=== Record extracts ===
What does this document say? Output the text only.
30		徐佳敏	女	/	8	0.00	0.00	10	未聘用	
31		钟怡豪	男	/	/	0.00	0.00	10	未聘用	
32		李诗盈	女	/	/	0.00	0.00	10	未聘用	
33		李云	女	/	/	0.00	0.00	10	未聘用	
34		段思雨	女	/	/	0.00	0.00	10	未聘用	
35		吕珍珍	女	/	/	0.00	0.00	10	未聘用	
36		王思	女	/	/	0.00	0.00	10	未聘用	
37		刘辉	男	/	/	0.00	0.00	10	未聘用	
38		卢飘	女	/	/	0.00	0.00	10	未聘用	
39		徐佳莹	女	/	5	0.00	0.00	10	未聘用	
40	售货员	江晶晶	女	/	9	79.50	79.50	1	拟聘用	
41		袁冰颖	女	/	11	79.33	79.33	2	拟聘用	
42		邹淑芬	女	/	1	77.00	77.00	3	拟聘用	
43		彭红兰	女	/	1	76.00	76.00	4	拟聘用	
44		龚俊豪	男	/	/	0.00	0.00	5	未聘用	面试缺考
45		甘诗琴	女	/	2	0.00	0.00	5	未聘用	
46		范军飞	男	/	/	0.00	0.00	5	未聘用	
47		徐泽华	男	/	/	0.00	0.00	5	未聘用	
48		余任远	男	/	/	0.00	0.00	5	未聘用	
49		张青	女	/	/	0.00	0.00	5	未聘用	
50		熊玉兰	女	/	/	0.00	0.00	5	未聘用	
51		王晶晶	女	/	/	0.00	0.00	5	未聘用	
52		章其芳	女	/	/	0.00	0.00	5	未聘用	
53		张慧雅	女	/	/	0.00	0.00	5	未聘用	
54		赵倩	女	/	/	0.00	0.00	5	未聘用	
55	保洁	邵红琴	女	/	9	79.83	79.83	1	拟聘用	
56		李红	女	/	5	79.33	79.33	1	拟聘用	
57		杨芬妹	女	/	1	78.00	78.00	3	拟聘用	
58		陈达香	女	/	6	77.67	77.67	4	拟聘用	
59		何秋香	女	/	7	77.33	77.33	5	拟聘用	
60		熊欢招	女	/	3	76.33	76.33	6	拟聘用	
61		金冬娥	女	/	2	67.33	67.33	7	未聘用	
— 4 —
===
__Task brief__. All of the data above should be transcribed exactly.

__Solution to the exercise__.
What does this document say? Output the text only.
30		徐佳敏	女	/	8	0.00	0.00	10	未聘用	
31		钟怡豪	男	/	/	0.00	0.00	10	未聘用	
32		李诗盈	女	/	/	0.00	0.00	10	未聘用	
33		李云	女	/	/	0.00	0.00	10	未聘用	
34		段思雨	女	/	/	0.00	0.00	10	未聘用	
35		吕珍珍	女	/	/	0.00	0.00	10	未聘用	
36		王思	女	/	/	0.00	0.00	10	未聘用	
37		刘辉	男	/	/	0.00	0.00	10	未聘用	
38		卢飘	女	/	/	0.00	0.00	10	未聘用	
39		徐佳莹	女	/	5	0.00	0.00	10	未聘用	
40	售货员	江晶晶	女	/	9	79.50	79.50	1	拟聘用	
41		袁冰颖	女	/	11	79.33	79.33	2	拟聘用	
42		邹淑芬	女	/	1	77.00	77.00	3	拟聘用	
43		彭红兰	女	/	1	76.00	76.00	4	拟聘用	
44		龚俊豪	男	/	/	0.00	0.00	5	未聘用	面试缺考
45		甘诗琴	女	/	2	0.00	0.00	5	未聘用	
46		范军飞	男	/	/	0.00	0.00	5	未聘用	
47		徐泽华	男	/	/	0.00	0.00	5	未聘用	
48		余任远	男	/	/	0.00	0.00	5	未聘用	
49		张青	女	/	/	0.00	0.00	5	未聘用	
50		熊玉兰	女	/	/	0.00	0.00	5	未聘用	
51		王晶晶	女	/	/	0.00	0.00	5	未聘用	
52		章其芳	女	/	/	0.00	0.00	5	未聘用	
53		张慧雅	女	/	/	0.00	0.00	5	未聘用	
54		赵倩	女	/	/	0.00	0.00	5	未聘用	
55	保洁	邵红琴	女	/	9	79.83	79.83	1	拟聘用	
56		李红	女	/	5	79.33	79.33	1	拟聘用	
57		杨芬妹	女	/	1	78.00	78.00	3	拟聘用	
58		陈达香	女	/	6	77.67	77.67	4	拟聘用	
59		何秋香	女	/	7	77.33	77.33	5	拟聘用	
60		熊欢招	女	/	3	76.33	76.33	6	拟聘用	
61		金冬娥	女	/	2	67.33	67.33	7	未聘用	
— 4 —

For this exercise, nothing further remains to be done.